#### [Written problem]
Gather all lines in the entries below that include the word "modern".

#### [Record extracts]
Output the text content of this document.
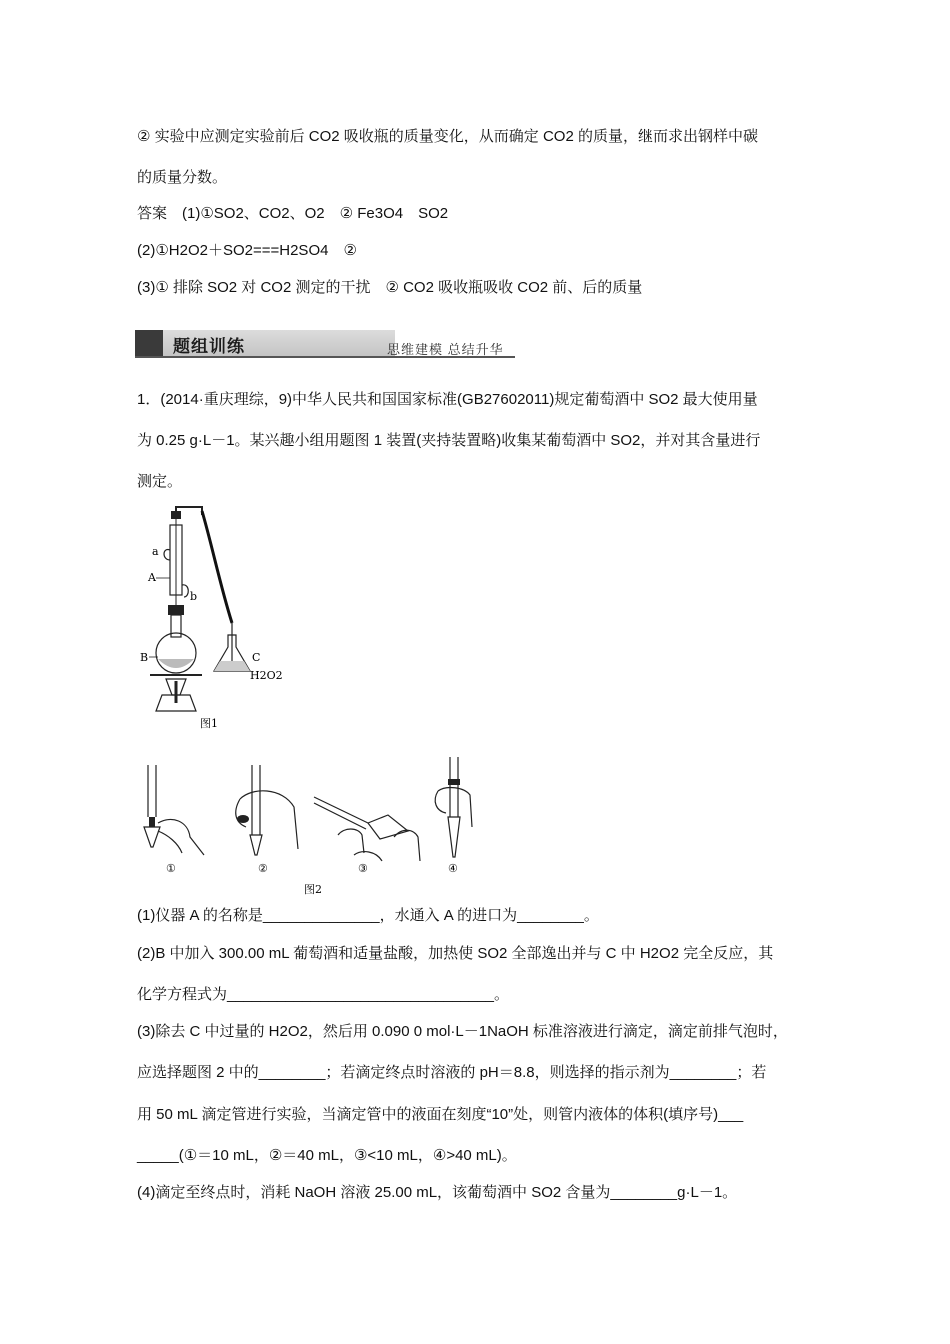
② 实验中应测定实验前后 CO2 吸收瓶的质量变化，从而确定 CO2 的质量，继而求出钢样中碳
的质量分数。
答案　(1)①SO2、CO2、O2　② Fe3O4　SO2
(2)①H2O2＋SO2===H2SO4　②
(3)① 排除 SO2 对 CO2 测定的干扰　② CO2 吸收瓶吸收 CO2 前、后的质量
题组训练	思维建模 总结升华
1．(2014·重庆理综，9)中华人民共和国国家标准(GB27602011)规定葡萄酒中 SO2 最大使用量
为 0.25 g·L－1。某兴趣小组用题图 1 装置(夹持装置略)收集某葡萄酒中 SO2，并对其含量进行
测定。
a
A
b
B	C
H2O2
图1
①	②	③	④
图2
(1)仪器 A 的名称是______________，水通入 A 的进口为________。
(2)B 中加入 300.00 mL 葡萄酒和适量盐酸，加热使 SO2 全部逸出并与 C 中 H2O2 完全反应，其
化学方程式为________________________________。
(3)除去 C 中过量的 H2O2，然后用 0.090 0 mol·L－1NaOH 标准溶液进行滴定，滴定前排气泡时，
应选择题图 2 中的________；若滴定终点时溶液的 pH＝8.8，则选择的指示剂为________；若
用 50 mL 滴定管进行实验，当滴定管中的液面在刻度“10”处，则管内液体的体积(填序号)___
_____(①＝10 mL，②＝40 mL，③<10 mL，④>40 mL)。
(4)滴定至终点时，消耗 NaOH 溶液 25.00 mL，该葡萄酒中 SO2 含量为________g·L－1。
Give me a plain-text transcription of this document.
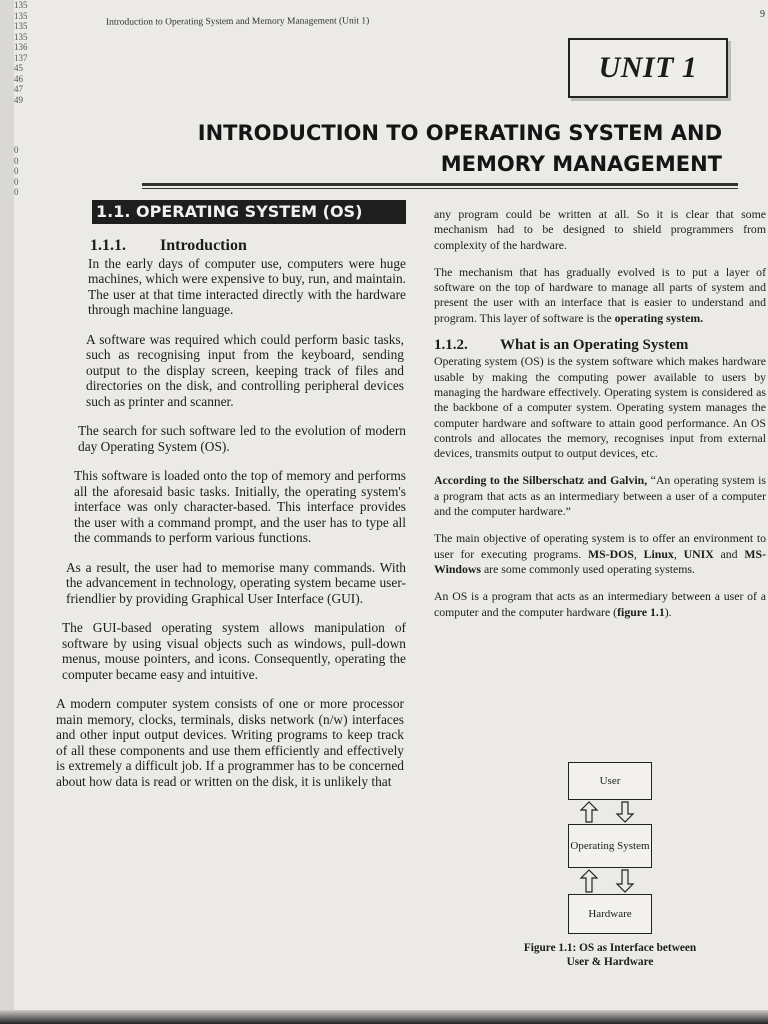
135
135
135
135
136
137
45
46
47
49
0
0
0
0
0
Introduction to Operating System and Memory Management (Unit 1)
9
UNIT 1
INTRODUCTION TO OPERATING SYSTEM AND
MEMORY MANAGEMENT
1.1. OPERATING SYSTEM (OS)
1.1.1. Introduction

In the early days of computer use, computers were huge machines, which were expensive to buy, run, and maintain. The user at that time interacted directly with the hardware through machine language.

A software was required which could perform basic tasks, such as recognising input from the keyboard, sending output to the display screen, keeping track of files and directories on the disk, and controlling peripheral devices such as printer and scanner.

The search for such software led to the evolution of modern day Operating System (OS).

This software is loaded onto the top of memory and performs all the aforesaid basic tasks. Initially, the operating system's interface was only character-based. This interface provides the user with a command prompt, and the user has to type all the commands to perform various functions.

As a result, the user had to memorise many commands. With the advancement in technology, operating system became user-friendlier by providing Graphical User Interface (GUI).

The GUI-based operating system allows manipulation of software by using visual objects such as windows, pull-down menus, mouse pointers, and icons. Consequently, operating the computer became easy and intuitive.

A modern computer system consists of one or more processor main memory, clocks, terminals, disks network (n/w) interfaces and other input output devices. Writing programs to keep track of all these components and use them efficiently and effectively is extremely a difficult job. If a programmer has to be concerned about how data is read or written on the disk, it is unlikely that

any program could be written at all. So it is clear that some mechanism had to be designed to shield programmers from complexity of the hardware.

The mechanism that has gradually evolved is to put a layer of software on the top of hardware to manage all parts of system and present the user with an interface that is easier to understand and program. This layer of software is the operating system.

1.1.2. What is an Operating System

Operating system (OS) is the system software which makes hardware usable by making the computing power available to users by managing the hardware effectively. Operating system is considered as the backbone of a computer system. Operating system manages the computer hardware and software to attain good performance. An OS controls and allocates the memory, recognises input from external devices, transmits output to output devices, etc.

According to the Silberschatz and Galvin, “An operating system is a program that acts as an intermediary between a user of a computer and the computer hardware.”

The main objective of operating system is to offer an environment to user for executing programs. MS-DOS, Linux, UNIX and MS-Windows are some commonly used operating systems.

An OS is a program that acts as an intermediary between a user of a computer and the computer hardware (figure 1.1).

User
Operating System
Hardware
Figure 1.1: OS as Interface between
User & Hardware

#### [Answer in full]
The search for such software led to the evolution of modern day Operating System (OS).
A modern computer system consists of one or more processor main memory, clocks, terminals, disks network (n/w) interfaces and other input output devices. Writing programs to keep track of all these components and use them efficiently and effectively is extremely a difficult job. If a programmer has to be concerned about how data is read or written on the disk, it is unlikely that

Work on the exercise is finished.